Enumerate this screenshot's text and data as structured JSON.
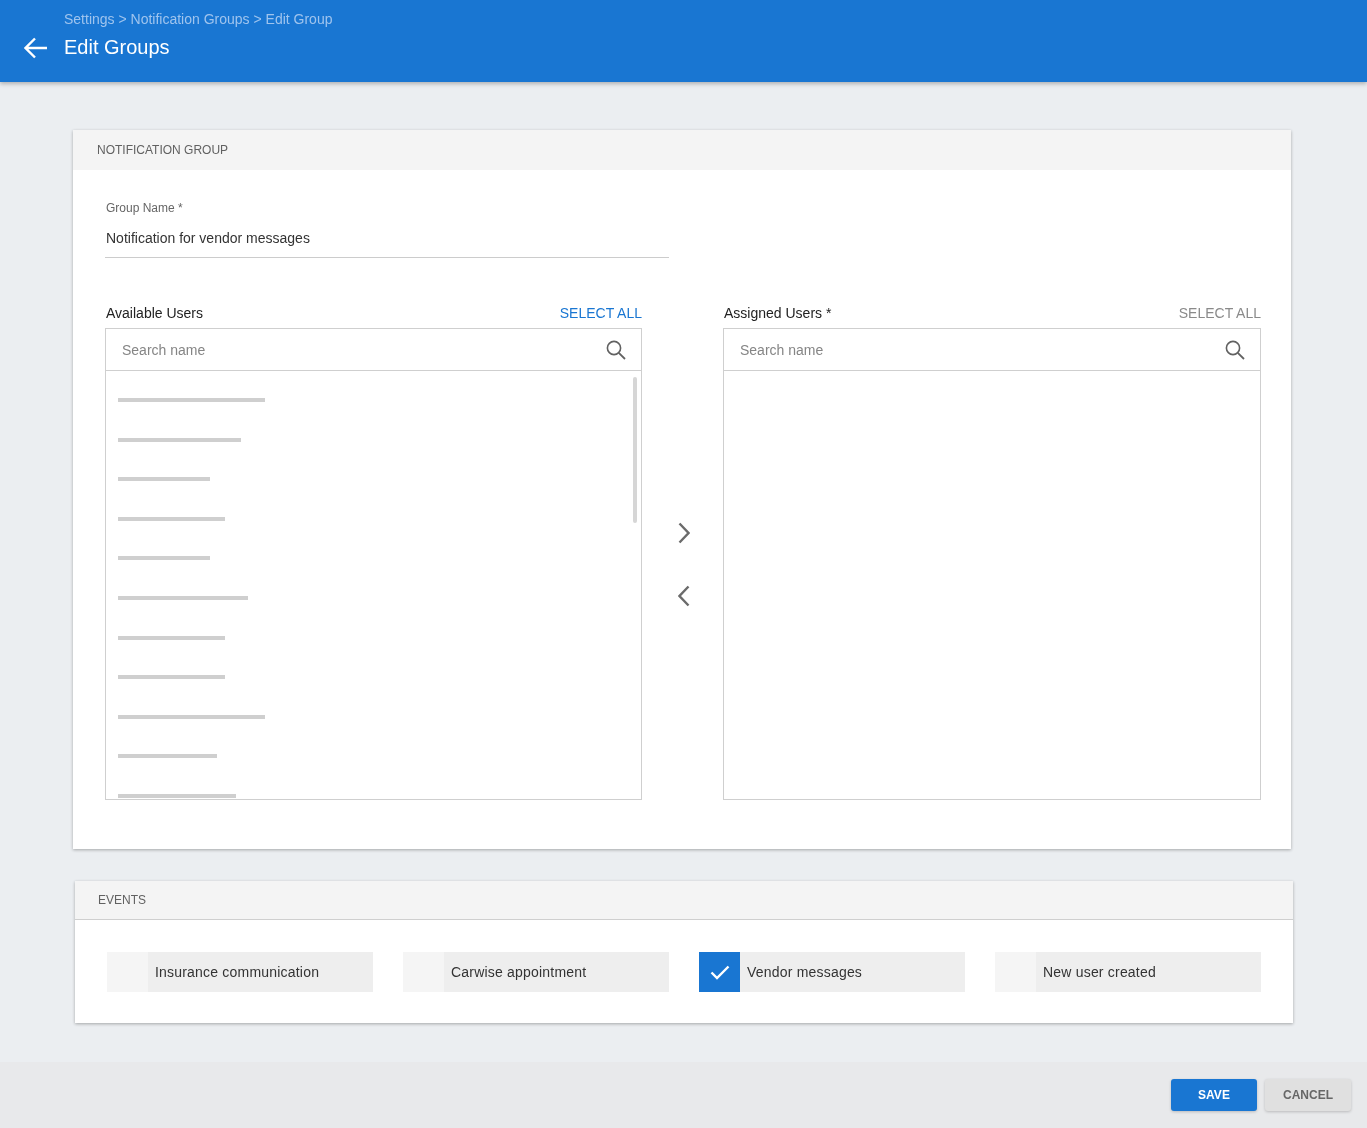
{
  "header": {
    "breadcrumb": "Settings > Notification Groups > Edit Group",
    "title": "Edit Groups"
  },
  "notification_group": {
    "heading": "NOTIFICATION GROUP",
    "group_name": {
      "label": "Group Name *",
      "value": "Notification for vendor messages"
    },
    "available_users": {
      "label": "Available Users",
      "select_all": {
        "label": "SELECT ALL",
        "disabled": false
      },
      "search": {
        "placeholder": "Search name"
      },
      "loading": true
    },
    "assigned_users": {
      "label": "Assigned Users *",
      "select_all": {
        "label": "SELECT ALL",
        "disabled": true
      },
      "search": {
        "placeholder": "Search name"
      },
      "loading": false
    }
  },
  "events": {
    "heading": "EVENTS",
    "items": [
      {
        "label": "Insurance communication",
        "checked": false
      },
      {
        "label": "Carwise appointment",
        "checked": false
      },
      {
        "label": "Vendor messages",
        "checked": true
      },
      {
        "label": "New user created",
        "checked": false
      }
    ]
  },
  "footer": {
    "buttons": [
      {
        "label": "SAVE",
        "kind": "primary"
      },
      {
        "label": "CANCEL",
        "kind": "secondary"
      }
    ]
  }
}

..........

_THE EXERCISE:_ Go through the listing above and pull out each line containing the word "messages".

_OUTPUT OF THE TASK:_
      "value": "Notification for vendor messages"
        "label": "Vendor messages",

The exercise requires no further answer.